STATED PROBLEM.
Write out the entire listing below exactly as it appears, minus any pictures.

(Data entries)
====

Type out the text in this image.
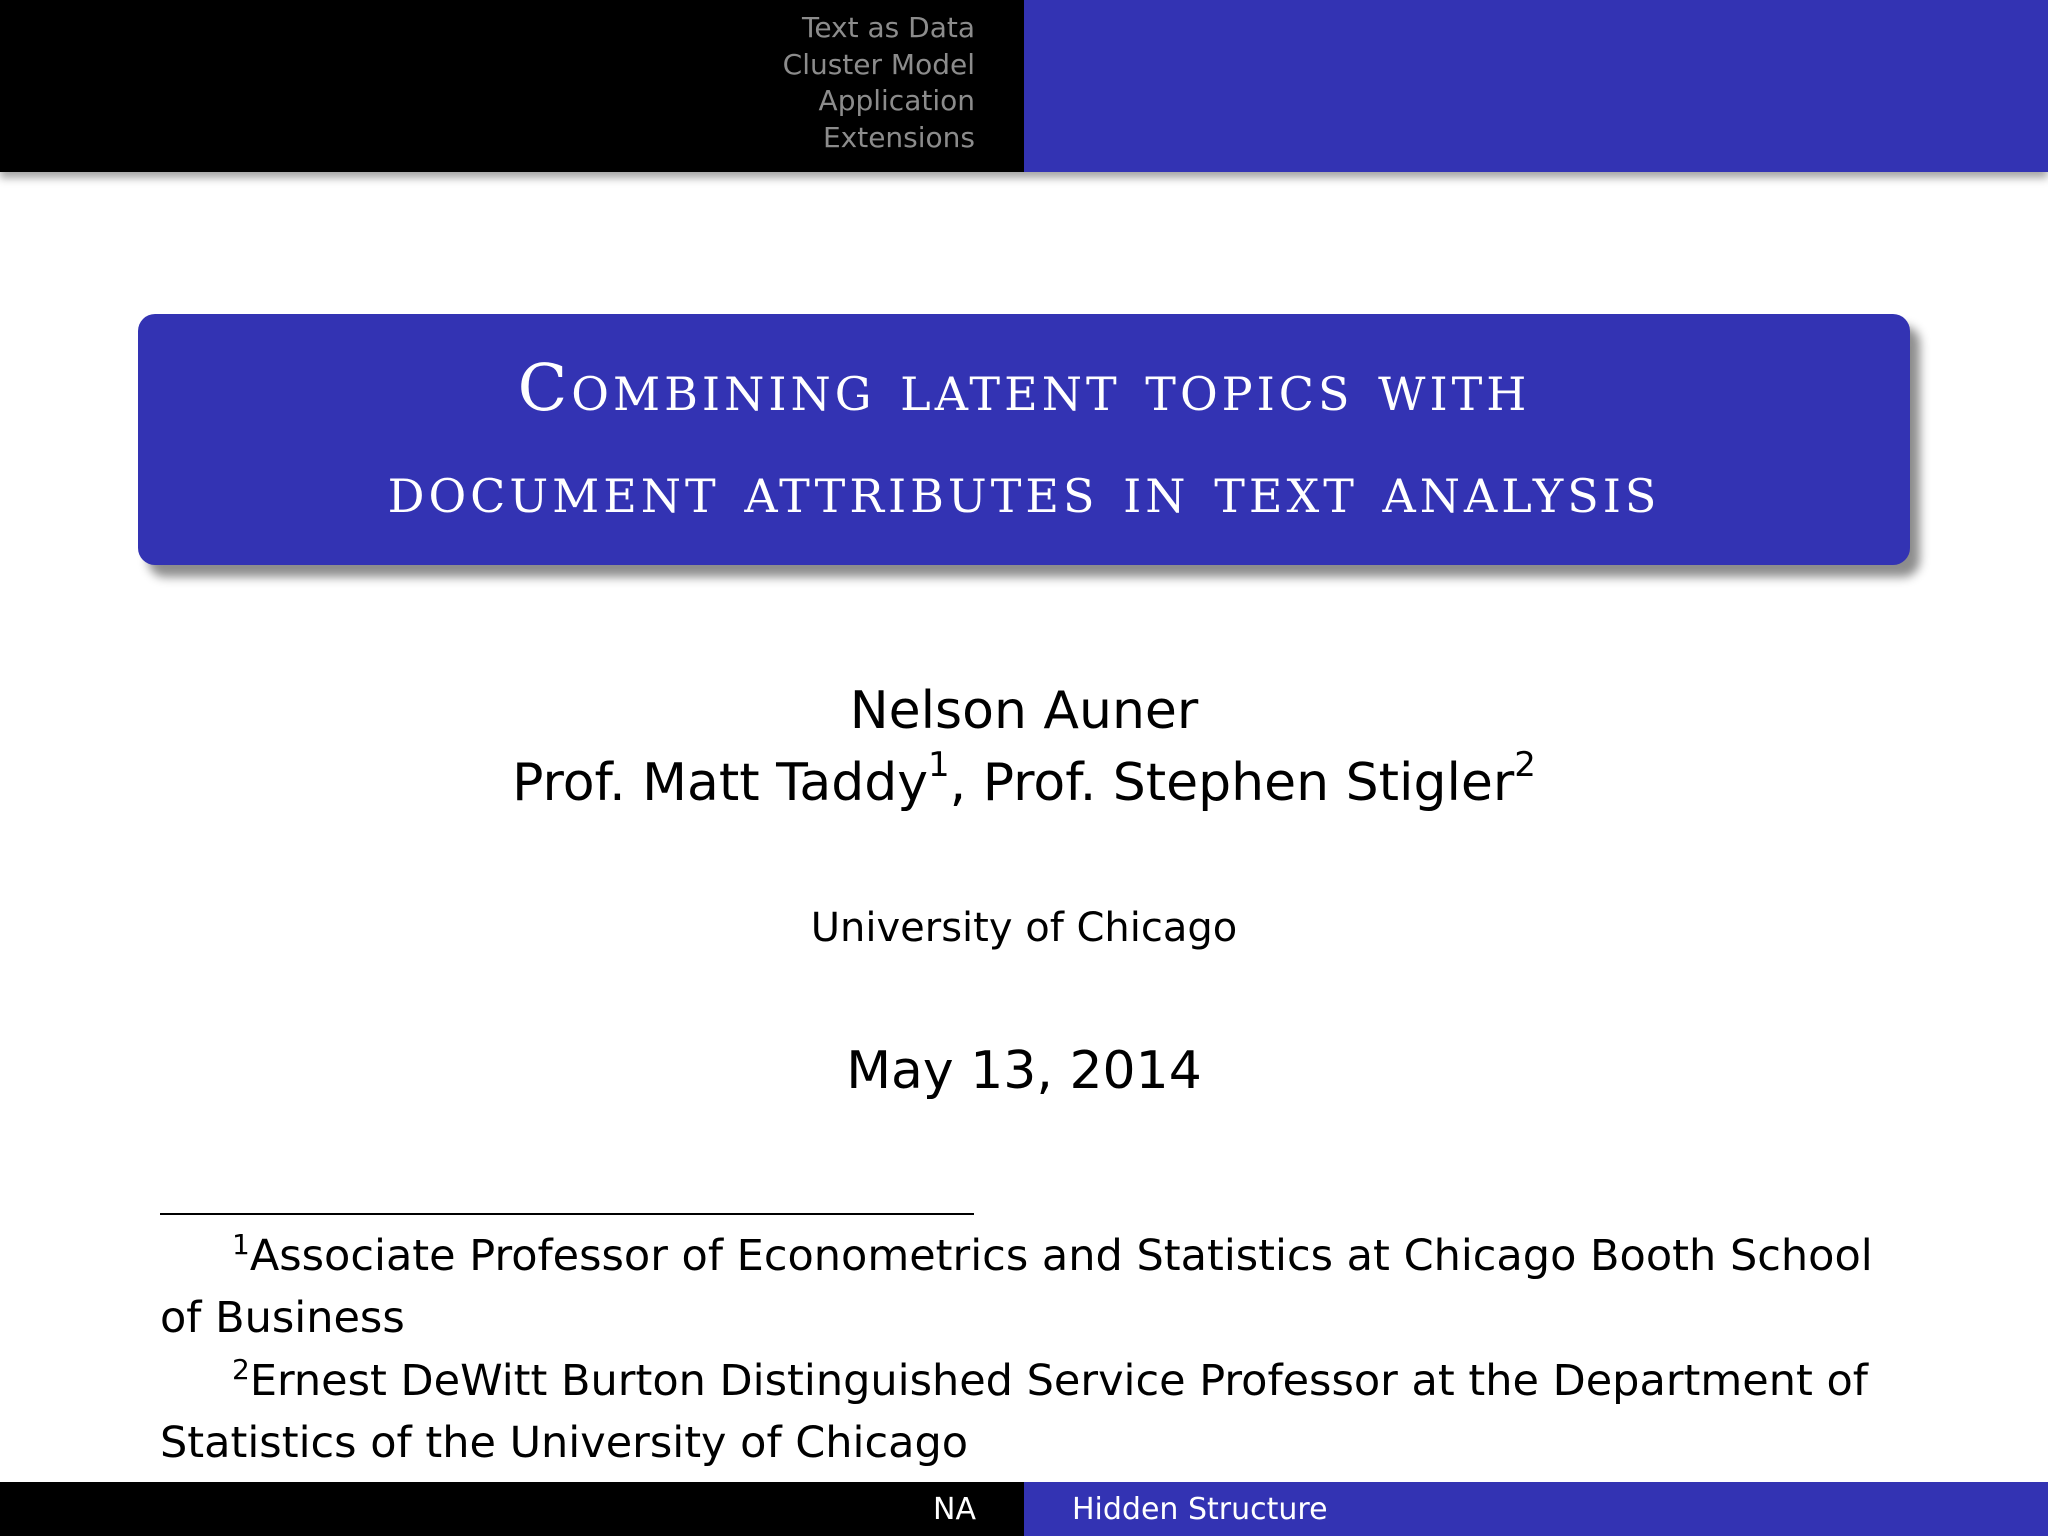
Text as Data
Cluster Model
Application
Extensions
Combining latent topics with
document attributes in text analysis
Nelson Auner
Prof. Matt Taddy$^1$, Prof. Stephen Stigler$^2$
University of Chicago
May 13, 2014
$^1$Associate Professor of Econometrics and Statistics at Chicago Booth School of Business
$^2$Ernest DeWitt Burton Distinguished Service Professor at the Department of Statistics of the University of Chicago
NA	Hidden Structure
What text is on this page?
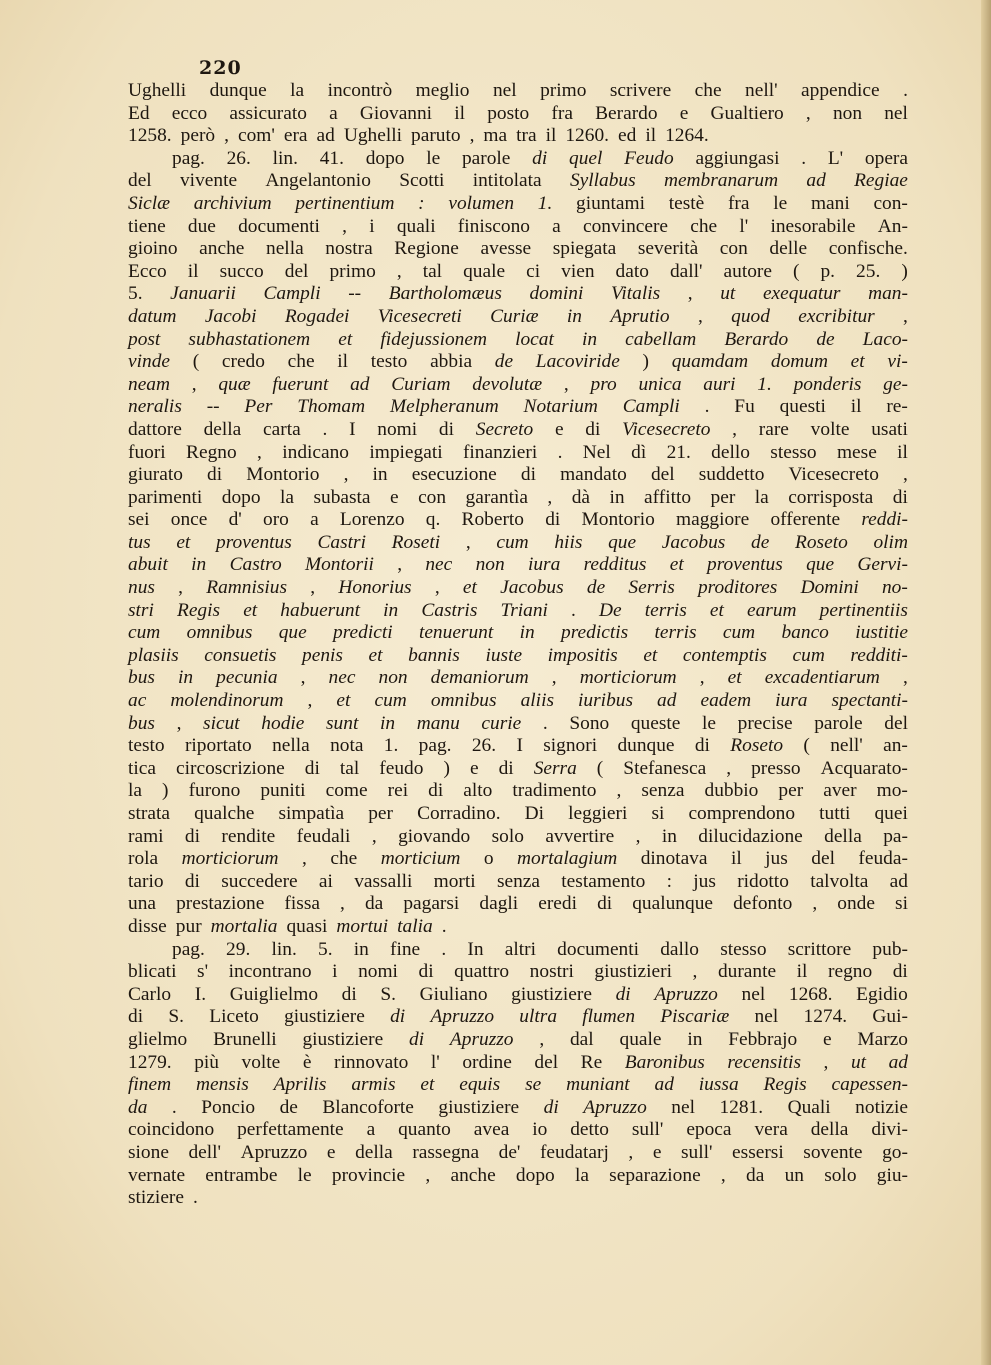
220
Ughelli dunque la incontrò meglio nel primo scrivere che nell' appendice .
Ed ecco assicurato a Giovanni il posto fra Berardo e Gualtiero , non nel
1258. però , com' era ad Ughelli paruto , ma tra il 1260. ed il 1264.
pag. 26. lin. 41. dopo le parole di quel Feudo aggiungasi . L' opera
del vivente Angelantonio Scotti intitolata Syllabus membranarum ad Regiae
Siclæ archivium pertinentium : volumen 1. giuntami testè fra le mani con-
tiene due documenti , i quali finiscono a convincere che l' inesorabile An-
gioino anche nella nostra Regione avesse spiegata severità con delle confische.
Ecco il succo del primo , tal quale ci vien dato dall' autore ( p. 25. )
5. Januarii Campli -- Bartholomæus domini Vitalis , ut exequatur man-
datum Jacobi Rogadei Vicesecreti Curiæ in Aprutio , quod excribitur ,
post subhastationem et fidejussionem locat in cabellam Berardo de Laco-
vinde ( credo che il testo abbia de Lacoviride ) quamdam domum et vi-
neam , quæ fuerunt ad Curiam devolutæ , pro unica auri 1. ponderis ge-
neralis -- Per Thomam Melpheranum Notarium Campli . Fu questi il re-
dattore della carta . I nomi di Secreto e di Vicesecreto , rare volte usati
fuori Regno , indicano impiegati finanzieri . Nel dì 21. dello stesso mese il
giurato di Montorio , in esecuzione di mandato del suddetto Vicesecreto ,
parimenti dopo la subasta e con garantìa , dà in affitto per la corrisposta di
sei once d' oro a Lorenzo q. Roberto di Montorio maggiore offerente reddi-
tus et proventus Castri Roseti , cum hiis que Jacobus de Roseto olim
abuit in Castro Montorii , nec non iura redditus et proventus que Gervi-
nus , Ramnisius , Honorius , et Jacobus de Serris proditores Domini no-
stri Regis et habuerunt in Castris Triani . De terris et earum pertinentiis
cum omnibus que predicti tenuerunt in predictis terris cum banco iustitie
plasiis consuetis penis et bannis iuste impositis et contemptis cum redditi-
bus in pecunia , nec non demaniorum , morticiorum , et excadentiarum ,
ac molendinorum , et cum omnibus aliis iuribus ad eadem iura spectanti-
bus , sicut hodie sunt in manu curie . Sono queste le precise parole del
testo riportato nella nota 1. pag. 26. I signori dunque di Roseto ( nell' an-
tica circoscrizione di tal feudo ) e di Serra ( Stefanesca , presso Acquarato-
la ) furono puniti come rei di alto tradimento , senza dubbio per aver mo-
strata qualche simpatìa per Corradino. Di leggieri si comprendono tutti quei
rami di rendite feudali , giovando solo avvertire , in dilucidazione della pa-
rola morticiorum , che morticium o mortalagium dinotava il jus del feuda-
tario di succedere ai vassalli morti senza testamento : jus ridotto talvolta ad
una prestazione fissa , da pagarsi dagli eredi di qualunque defonto , onde si
disse pur mortalia quasi mortui talia .
pag. 29. lin. 5. in fine . In altri documenti dallo stesso scrittore pub-
blicati s' incontrano i nomi di quattro nostri giustizieri , durante il regno di
Carlo I. Guiglielmo di S. Giuliano giustiziere di Apruzzo nel 1268. Egidio
di S. Liceto giustiziere di Apruzzo ultra flumen Piscariæ nel 1274. Gui-
glielmo Brunelli giustiziere di Apruzzo , dal quale in Febbrajo e Marzo
1279. più volte è rinnovato l' ordine del Re Baronibus recensitis , ut ad
finem mensis Aprilis armis et equis se muniant ad iussa Regis capessen-
da . Poncio de Blancoforte giustiziere di Apruzzo nel 1281. Quali notizie
coincidono perfettamente a quanto avea io detto sull' epoca vera della divi-
sione dell' Apruzzo e della rassegna de' feudatarj , e sull' essersi sovente go-
vernate entrambe le provincie , anche dopo la separazione , da un solo giu-
stiziere .
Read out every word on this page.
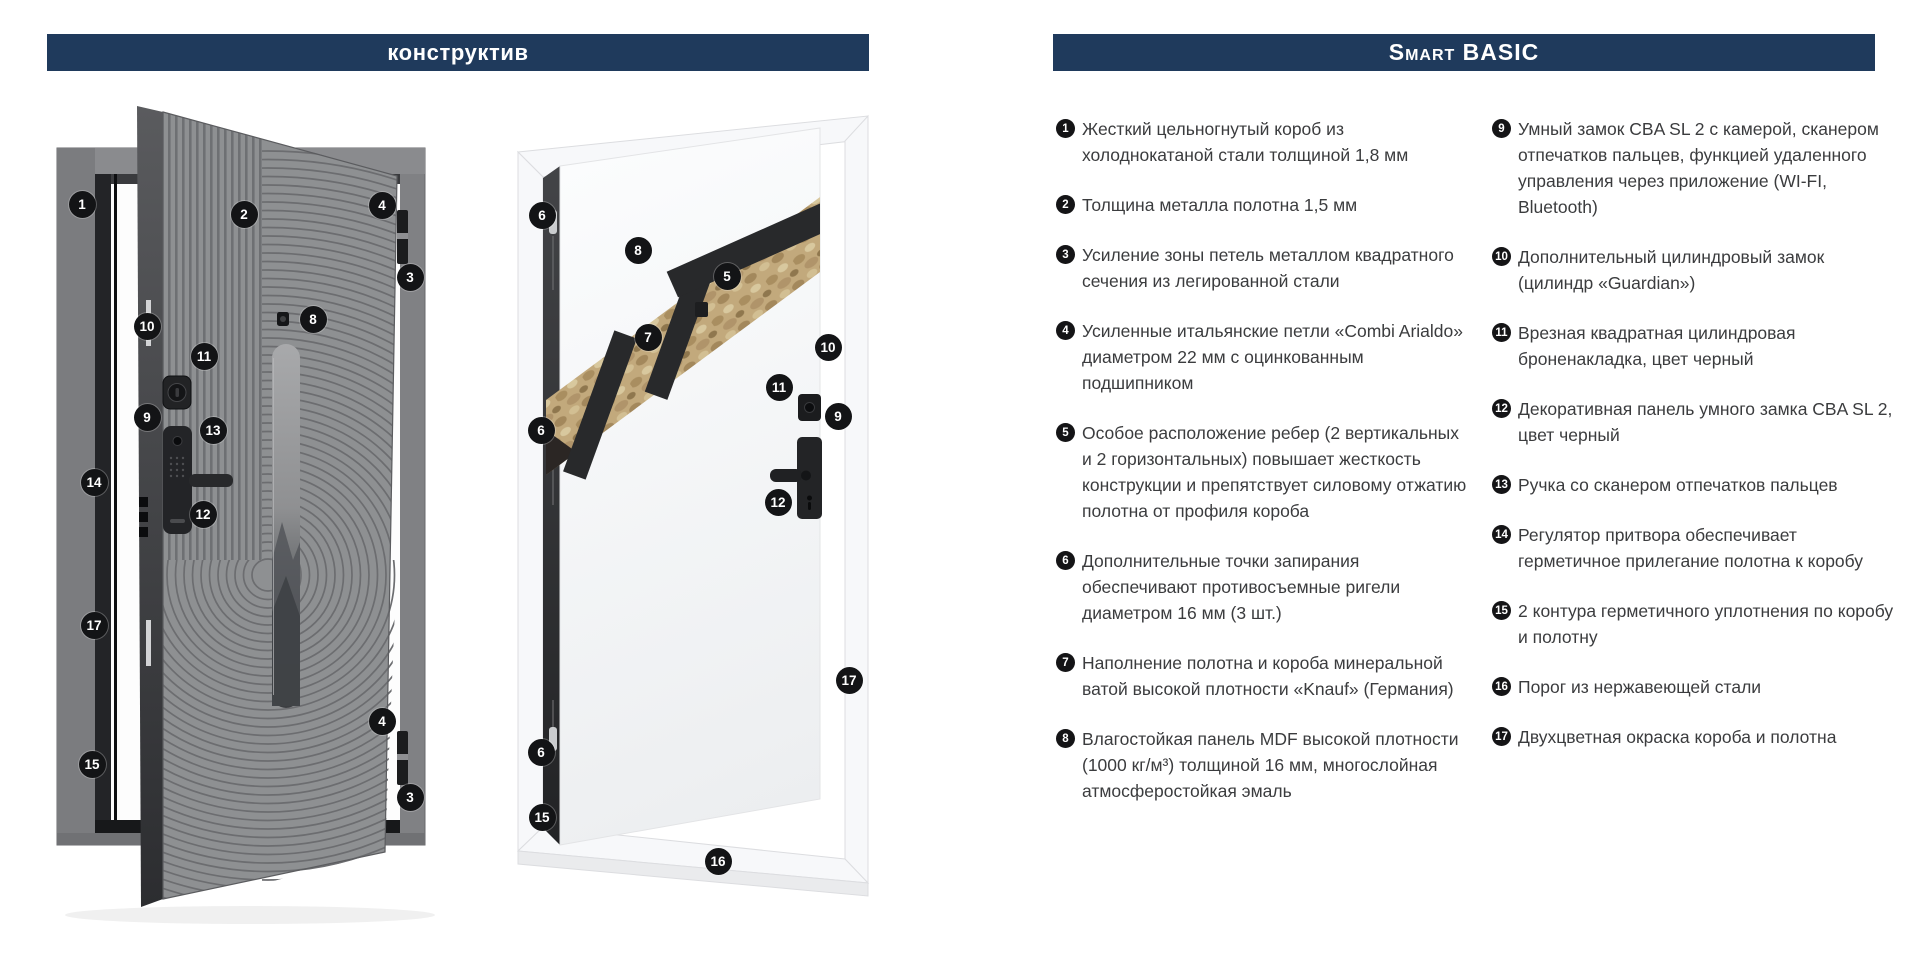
конструктив	Smart BASIC
1
2
4
3
8
10
11
9
13
14
12
17
15
4
3
6
8
5
7
10
11
9
6
12
17
6
15
16
1 Жесткий цельногнутый короб из холоднокатаной стали толщиной 1,8 мм
2 Толщина металла полотна 1,5 мм
3 Усиление зоны петель металлом квадратного сечения из легированной стали
4 Усиленные итальянские петли «Combi Arialdo» диаметром 22 мм с оцинкованным подшипником
5 Особое расположение ребер (2 вертикальных и 2 горизонтальных) повышает жесткость конструкции и препятствует силовому отжатию полотна от профиля короба
6 Дополнительные точки запирания обеспечивают противосъемные ригели диаметром 16 мм (3 шт.)
7 Наполнение полотна и короба минеральной ватой высокой плотности «Knauf» (Германия)
8 Влагостойкая панель MDF высокой плотности (1000 кг/м³) толщиной 16 мм, многослойная атмосферостойкая эмаль
9 Умный замок CBA SL 2 с камерой, сканером отпечатков пальцев, функцией удаленного управления через приложение (WI-FI, Bluetooth)
10 Дополнительный цилиндровый замок (цилиндр «Guardian»)
11 Врезная квадратная цилиндровая броненакладка, цвет черный
12 Декоративная панель умного замка CBA SL 2, цвет черный
13 Ручка со сканером отпечатков пальцев
14 Регулятор притвора обеспечивает герметичное прилегание полотна к коробу
15 2 контура герметичного уплотнения по коробу и полотну
16 Порог из нержавеющей стали
17 Двухцветная окраска короба и полотна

====

ANSWER TO THE EXERCISE.
Type out the text in this image.
Text as Data
Cluster Model
Application
Extensions
Combining latent topics with
document attributes in text analysis
Nelson Auner
Prof. Matt Taddy$^1$, Prof. Stephen Stigler$^2$
University of Chicago
May 13, 2014
$^1$Associate Professor of Econometrics and Statistics at Chicago Booth School of Business
$^2$Ernest DeWitt Burton Distinguished Service Professor at the Department of Statistics of the University of Chicago
NA	Hidden Structure
What text is on this page?
220
Ughelli dunque la incontrò meglio nel primo scrivere che nell' appendice .
Ed ecco assicurato a Giovanni il posto fra Berardo e Gualtiero , non nel
1258. però , com' era ad Ughelli paruto , ma tra il 1260. ed il 1264.
pag. 26. lin. 41. dopo le parole di quel Feudo aggiungasi . L' opera
del vivente Angelantonio Scotti intitolata Syllabus membranarum ad Regiae
Siclæ archivium pertinentium : volumen 1. giuntami testè fra le mani con-
tiene due documenti , i quali finiscono a convincere che l' inesorabile An-
gioino anche nella nostra Regione avesse spiegata severità con delle confische.
Ecco il succo del primo , tal quale ci vien dato dall' autore ( p. 25. )
5. Januarii Campli -- Bartholomæus domini Vitalis , ut exequatur man-
datum Jacobi Rogadei Vicesecreti Curiæ in Aprutio , quod excribitur ,
post subhastationem et fidejussionem locat in cabellam Berardo de Laco-
vinde ( credo che il testo abbia de Lacoviride ) quamdam domum et vi-
neam , quæ fuerunt ad Curiam devolutæ , pro unica auri 1. ponderis ge-
neralis -- Per Thomam Melpheranum Notarium Campli . Fu questi il re-
dattore della carta . I nomi di Secreto e di Vicesecreto , rare volte usati
fuori Regno , indicano impiegati finanzieri . Nel dì 21. dello stesso mese il
giurato di Montorio , in esecuzione di mandato del suddetto Vicesecreto ,
parimenti dopo la subasta e con garantìa , dà in affitto per la corrisposta di
sei once d' oro a Lorenzo q. Roberto di Montorio maggiore offerente reddi-
tus et proventus Castri Roseti , cum hiis que Jacobus de Roseto olim
abuit in Castro Montorii , nec non iura redditus et proventus que Gervi-
nus , Ramnisius , Honorius , et Jacobus de Serris proditores Domini no-
stri Regis et habuerunt in Castris Triani . De terris et earum pertinentiis
cum omnibus que predicti tenuerunt in predictis terris cum banco iustitie
plasiis consuetis penis et bannis iuste impositis et contemptis cum redditi-
bus in pecunia , nec non demaniorum , morticiorum , et excadentiarum ,
ac molendinorum , et cum omnibus aliis iuribus ad eadem iura spectanti-
bus , sicut hodie sunt in manu curie . Sono queste le precise parole del
testo riportato nella nota 1. pag. 26. I signori dunque di Roseto ( nell' an-
tica circoscrizione di tal feudo ) e di Serra ( Stefanesca , presso Acquarato-
la ) furono puniti come rei di alto tradimento , senza dubbio per aver mo-
strata qualche simpatìa per Corradino. Di leggieri si comprendono tutti quei
rami di rendite feudali , giovando solo avvertire , in dilucidazione della pa-
rola morticiorum , che morticium o mortalagium dinotava il jus del feuda-
tario di succedere ai vassalli morti senza testamento : jus ridotto talvolta ad
una prestazione fissa , da pagarsi dagli eredi di qualunque defonto , onde si
disse pur mortalia quasi mortui talia .
pag. 29. lin. 5. in fine . In altri documenti dallo stesso scrittore pub-
blicati s' incontrano i nomi di quattro nostri giustizieri , durante il regno di
Carlo I. Guiglielmo di S. Giuliano giustiziere di Apruzzo nel 1268. Egidio
di S. Liceto giustiziere di Apruzzo ultra flumen Piscariæ nel 1274. Gui-
glielmo Brunelli giustiziere di Apruzzo , dal quale in Febbrajo e Marzo
1279. più volte è rinnovato l' ordine del Re Baronibus recensitis , ut ad
finem mensis Aprilis armis et equis se muniant ad iussa Regis capessen-
da . Poncio de Blancoforte giustiziere di Apruzzo nel 1281. Quali notizie
coincidono perfettamente a quanto avea io detto sull' epoca vera della divi-
sione dell' Apruzzo e della rassegna de' feudatarj , e sull' essersi sovente go-
vernate entrambe le provincie , anche dopo la separazione , da un solo giu-
stiziere .
Read out every word on this page.
конструктив	Smart BASIC
1
2
4
3
8
10
11
9
13
14
12
17
15
4
3
6
8
5
7
10
11
9
6
12
17
6
15
16
1 Жесткий цельногнутый короб из холоднокатаной стали толщиной 1,8 мм
2 Толщина металла полотна 1,5 мм
3 Усиление зоны петель металлом квадратного сечения из легированной стали
4 Усиленные итальянские петли «Combi Arialdo» диаметром 22 мм с оцинкованным подшипником
5 Особое расположение ребер (2 вертикальных и 2 горизонтальных) повышает жесткость конструкции и препятствует силовому отжатию полотна от профиля короба
6 Дополнительные точки запирания обеспечивают противосъемные ригели диаметром 16 мм (3 шт.)
7 Наполнение полотна и короба минеральной ватой высокой плотности «Knauf» (Германия)
8 Влагостойкая панель MDF высокой плотности (1000 кг/м³) толщиной 16 мм, многослойная атмосферостойкая эмаль
9 Умный замок CBA SL 2 с камерой, сканером отпечатков пальцев, функцией удаленного управления через приложение (WI-FI, Bluetooth)
10 Дополнительный цилиндровый замок (цилиндр «Guardian»)
11 Врезная квадратная цилиндровая броненакладка, цвет черный
12 Декоративная панель умного замка CBA SL 2, цвет черный
13 Ручка со сканером отпечатков пальцев
14 Регулятор притвора обеспечивает герметичное прилегание полотна к коробу
15 2 контура герметичного уплотнения по коробу и полотну
16 Порог из нержавеющей стали
17 Двухцветная окраска короба и полотна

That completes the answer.